- _RECORDS FOR THIS TASK_:
────────────────
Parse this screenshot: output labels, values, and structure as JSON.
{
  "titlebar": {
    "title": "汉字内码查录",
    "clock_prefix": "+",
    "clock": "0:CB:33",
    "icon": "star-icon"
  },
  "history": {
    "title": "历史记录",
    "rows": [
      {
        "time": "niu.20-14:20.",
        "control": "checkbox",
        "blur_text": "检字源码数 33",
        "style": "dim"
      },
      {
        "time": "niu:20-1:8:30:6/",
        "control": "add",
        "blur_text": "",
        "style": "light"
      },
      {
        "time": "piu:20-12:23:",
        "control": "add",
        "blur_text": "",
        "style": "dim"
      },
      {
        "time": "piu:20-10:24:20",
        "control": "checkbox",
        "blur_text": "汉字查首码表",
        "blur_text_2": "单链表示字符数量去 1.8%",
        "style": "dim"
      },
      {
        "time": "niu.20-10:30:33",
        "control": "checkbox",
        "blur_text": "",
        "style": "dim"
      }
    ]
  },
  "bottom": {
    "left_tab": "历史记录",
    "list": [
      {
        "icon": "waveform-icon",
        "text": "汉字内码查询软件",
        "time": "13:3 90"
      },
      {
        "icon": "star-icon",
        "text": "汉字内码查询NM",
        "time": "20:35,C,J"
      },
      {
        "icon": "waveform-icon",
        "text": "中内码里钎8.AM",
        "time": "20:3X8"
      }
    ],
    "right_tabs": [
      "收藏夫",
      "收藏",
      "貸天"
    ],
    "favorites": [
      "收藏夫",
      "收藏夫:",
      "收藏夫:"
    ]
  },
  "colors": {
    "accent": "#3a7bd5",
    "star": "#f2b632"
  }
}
────────────────
- _TASK INSTRUCTIONS_: Return every entry verbatim.

- _SOLVED EXERCISE_:
Parse this screenshot: output labels, values, and structure as JSON.
{
  "titlebar": {
    "title": "汉字内码查录",
    "clock_prefix": "+",
    "clock": "0:CB:33",
    "icon": "star-icon"
  },
  "history": {
    "title": "历史记录",
    "rows": [
      {
        "time": "niu.20-14:20.",
        "control": "checkbox",
        "blur_text": "检字源码数 33",
        "style": "dim"
      },
      {
        "time": "niu:20-1:8:30:6/",
        "control": "add",
        "blur_text": "",
        "style": "light"
      },
      {
        "time": "piu:20-12:23:",
        "control": "add",
        "blur_text": "",
        "style": "dim"
      },
      {
        "time": "piu:20-10:24:20",
        "control": "checkbox",
        "blur_text": "汉字查首码表",
        "blur_text_2": "单链表示字符数量去 1.8%",
        "style": "dim"
      },
      {
        "time": "niu.20-10:30:33",
        "control": "checkbox",
        "blur_text": "",
        "style": "dim"
      }
    ]
  },
  "bottom": {
    "left_tab": "历史记录",
    "list": [
      {
        "icon": "waveform-icon",
        "text": "汉字内码查询软件",
        "time": "13:3 90"
      },
      {
        "icon": "star-icon",
        "text": "汉字内码查询NM",
        "time": "20:35,C,J"
      },
      {
        "icon": "waveform-icon",
        "text": "中内码里钎8.AM",
        "time": "20:3X8"
      }
    ],
    "right_tabs": [
      "收藏夫",
      "收藏",
      "貸天"
    ],
    "favorites": [
      "收藏夫",
      "收藏夫:",
      "收藏夫:"
    ]
  },
  "colors": {
    "accent": "#3a7bd5",
    "star": "#f2b632"
  }
}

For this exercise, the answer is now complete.